* begin Document segment *

Oakland, California
In 1968, the year before the Oakland Museum opened, New York Times architecture critic Ada Louise Huxtable wrote: “In terms of architecture and environment, Oakland may be the most thoughtfully revolutionary museum in the world.” Remarkably forward-thinking in its integration of planted and insulating roof terraces, the three-tiered, exposed-concrete structure seemed to grow organically from the park around it. Dedicated to California’s art, history, and natural sciences, the building’s three main levels were designed to step down a slope, with a veritable Gardens of Babylon cascading over the roof decks.
Here, in a city with significant poverty, was an admission-free “museum for the people,” envisioned as a porous building with multiple casual entrances and exits instead of a grand front portal. Museum and park — the collaboration of architects Kevin Roche John Dinkeloo and Associates with landscape architect Dan Kiley — flowed together as a continuous public space, spanning the equivalent of five city blocks.
Although locals embraced the institution, and it gained a following among design aficionados, the unassuming rather than iconic architecture — hunkering down and semicamouflaged by design — never transformed downtown Oakland with the tourist-attracting force of a Guggenheim Bilbao. And once the museum began charging admission in 1996, a controlled main entrance became a necessity, undercutting the original premise of free flow and making it tricky for people to figure out exactly where to enter. With admissions lines snaking down the building’s outdoor passageway came such challenges as protecting visitors from glaring sun or pouring rain. So the museum inserted a stopgap canvas canopy, awkwardly descending the entry-route steps. Meanwhile, inside, consistently low, 11.6-foot ceilings, coupled with the original unrelenting 20-foot bays (expressed as a series of “Brutalist” exposed-concrete walls), were encroaching on curatorial freedom.
Program
Clarifying the experience of arrival while introducing shelter from the elements and ADA access was essential. Although the $62.2 million addition and renovation would increase the 150,000-square-foot museum by only 5,800 square feet, it still needed to render the galleries more flexible and varied, especially in height, proportion, levels of intimacy, quality of light, adjacencies, and overall circulation. The building’s aging and inadequate infrastructure also required upgrades.
Solution
The obvious architect for the expansion might have been Kevin Roche, but after much back and forth, the museum hired Mark Cavagnero Associates, which had devised the institution’s master plan in 1999. (After working closely with Edward Larrabee Barnes in New York, Mark Cavagnero partnered with Barnes’s son in San Francisco before taking over the firm there in 1993.) The challenge here was complicated by the building’s landmark status. In the end, Cavagnero’s approach emerged as possibly more Roche than Roche — or, at least, more in keeping with the 1960s design. Where the original architect now proposed encasing his entry sequence of outdoor walkways and courts in glass, Cavagnero looked for quasi-surgical ways of stitching in outdoor shelter.

* end Document segment *
* begin Given data *

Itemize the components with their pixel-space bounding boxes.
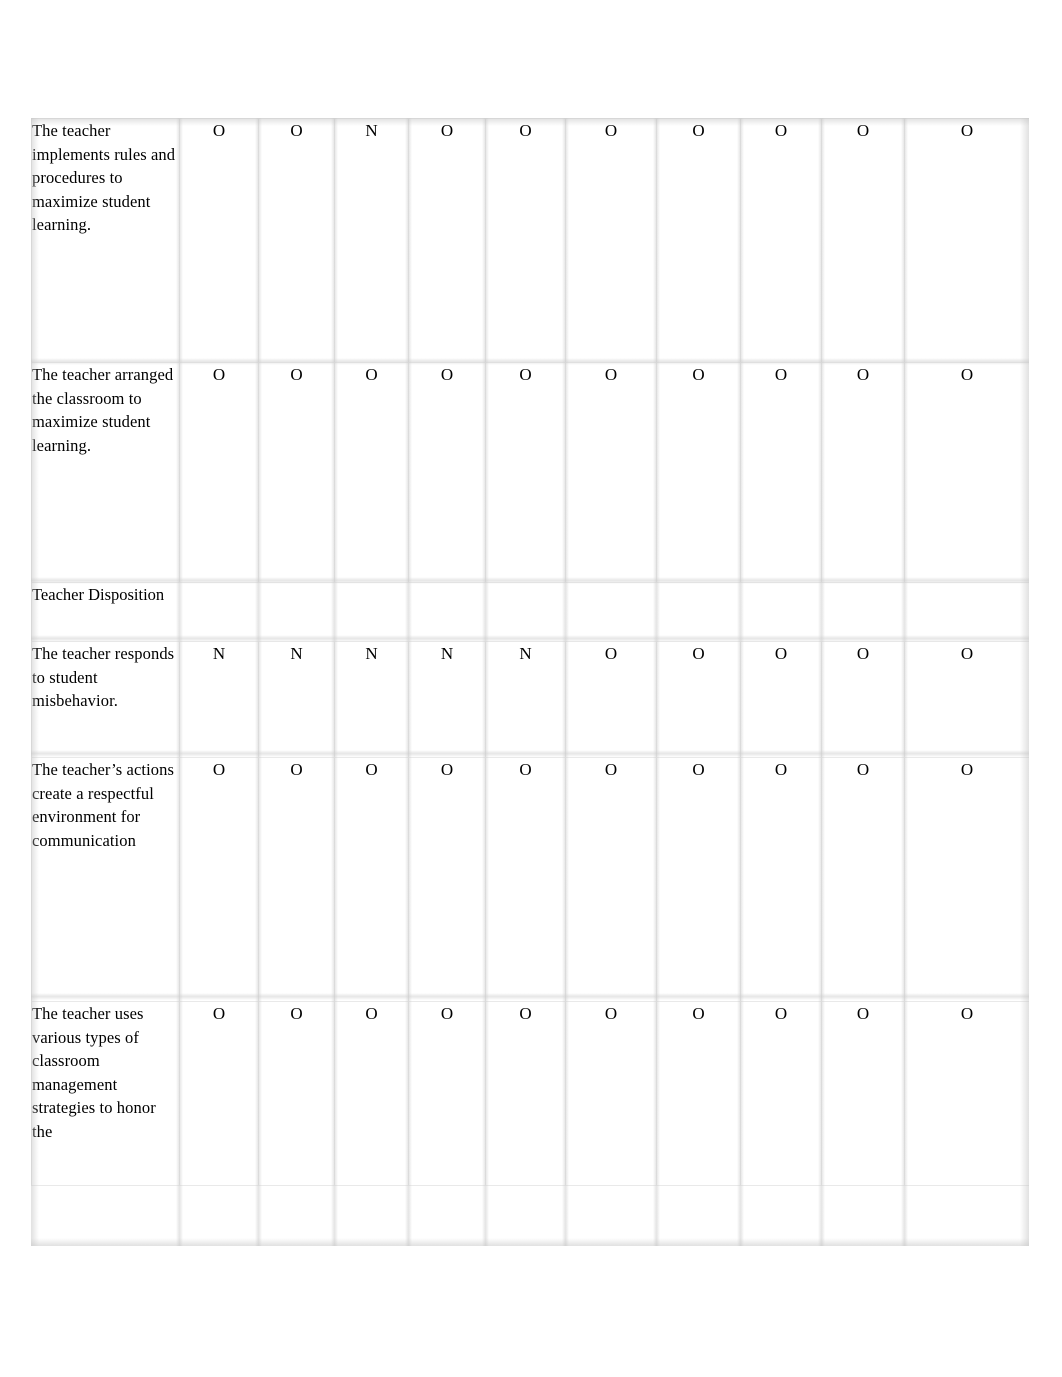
rating-cell[interactable]: O: [565, 118, 657, 363]
rubric-table: The teacher implements rules and procedu…: [31, 118, 1029, 1186]
rating-cell[interactable]: O: [656, 118, 741, 363]
rating-cell[interactable]: O: [179, 362, 259, 583]
rating-cell[interactable]: O: [656, 362, 741, 583]
rating-cell[interactable]: O: [179, 1001, 259, 1186]
table-row: The teacher responds to student misbehav…: [31, 641, 1029, 758]
rating-cell[interactable]: O: [821, 757, 905, 1002]
rating-cell[interactable]: O: [334, 362, 409, 583]
rating-cell[interactable]: O: [740, 118, 822, 363]
table-row: The teacher uses various types of classr…: [31, 1001, 1029, 1186]
criterion-label: The teacher implements rules and procedu…: [31, 118, 180, 363]
rating-cell[interactable]: O: [565, 757, 657, 1002]
rating-cell[interactable]: O: [408, 118, 486, 363]
rating-cell[interactable]: O: [179, 757, 259, 1002]
rating-cell[interactable]: O: [740, 1001, 822, 1186]
rating-cell[interactable]: O: [904, 757, 1029, 1002]
rating-cell[interactable]: N: [485, 641, 566, 758]
rating-cell[interactable]: O: [821, 362, 905, 583]
rating-cell[interactable]: O: [656, 1001, 741, 1186]
rating-cell[interactable]: O: [334, 1001, 409, 1186]
table-row: The teacher implements rules and procedu…: [31, 118, 1029, 363]
document-page: The teacher implements rules and procedu…: [0, 0, 1062, 1377]
rating-cell[interactable]: N: [258, 641, 335, 758]
rating-cell[interactable]: O: [821, 641, 905, 758]
rating-cell[interactable]: N: [408, 641, 486, 758]
rating-cell[interactable]: N: [334, 641, 409, 758]
rating-cell[interactable]: O: [740, 757, 822, 1002]
criterion-label: The teacher responds to student misbehav…: [31, 641, 180, 758]
rating-cell[interactable]: N: [334, 118, 409, 363]
table-row: The teacher arranged the classroom to ma…: [31, 362, 1029, 583]
rating-cell[interactable]: O: [904, 641, 1029, 758]
rating-cell[interactable]: O: [821, 1001, 905, 1186]
rating-cell[interactable]: O: [740, 641, 822, 758]
rating-cell[interactable]: O: [904, 362, 1029, 583]
rating-cell[interactable]: O: [821, 118, 905, 363]
rating-cell[interactable]: N: [179, 641, 259, 758]
rating-cell[interactable]: O: [565, 362, 657, 583]
rating-cell[interactable]: O: [565, 641, 657, 758]
rating-cell[interactable]: O: [258, 757, 335, 1002]
table-section-row: Teacher Disposition: [31, 582, 1029, 642]
rating-cell[interactable]: O: [485, 1001, 566, 1186]
criterion-label: The teacher’s actions create a respectfu…: [31, 757, 180, 1002]
rating-cell[interactable]: O: [408, 362, 486, 583]
rating-cell[interactable]: O: [904, 118, 1029, 363]
rating-cell[interactable]: O: [258, 118, 335, 363]
rating-cell[interactable]: O: [258, 1001, 335, 1186]
rating-cell[interactable]: O: [565, 1001, 657, 1186]
rubric-table-container: The teacher implements rules and procedu…: [31, 118, 1029, 1246]
rating-cell[interactable]: O: [656, 757, 741, 1002]
rating-cell[interactable]: O: [740, 362, 822, 583]
section-heading: Teacher Disposition: [31, 582, 1029, 642]
rating-cell[interactable]: O: [485, 118, 566, 363]
rating-cell[interactable]: O: [485, 362, 566, 583]
criterion-label: The teacher arranged the classroom to ma…: [31, 362, 180, 583]
rating-cell[interactable]: O: [904, 1001, 1029, 1186]
rating-cell[interactable]: O: [485, 757, 566, 1002]
rating-cell[interactable]: O: [334, 757, 409, 1002]
table-row: The teacher’s actions create a respectfu…: [31, 757, 1029, 1002]
rating-cell[interactable]: O: [408, 1001, 486, 1186]
rating-cell[interactable]: O: [408, 757, 486, 1002]
criterion-label: The teacher uses various types of classr…: [31, 1001, 180, 1186]
table-edge-bottom: [31, 1238, 1029, 1246]
rating-cell[interactable]: O: [656, 641, 741, 758]
rating-cell[interactable]: O: [179, 118, 259, 363]
rating-cell[interactable]: O: [258, 362, 335, 583]
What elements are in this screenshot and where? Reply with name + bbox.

* end Given data *

What you need to do
**1)** According to the Oakland Museum passage, in what year did the museum begin charging admission?
**2)** Retype the Oakland Museum passage from "Oakland, California" up to and including "the roof decks.".
The rows were taken from a source other than the Oakland Museum passage.

Responses by task
**1)** 1996

**2)**
Oakland, California
In 1968, the year before the Oakland Museum opened, New York Times architecture critic Ada Louise Huxtable wrote: “In terms of architecture and environment, Oakland may be the most thoughtfully revolutionary museum in the world.” Remarkably forward-thinking in its integration of planted and insulating roof terraces, the three-tiered, exposed-concrete structure seemed to grow organically from the park around it. Dedicated to California’s art, history, and natural sciences, the building’s three main levels were designed to step down a slope, with a veritable Gardens of Babylon cascading over the roof decks.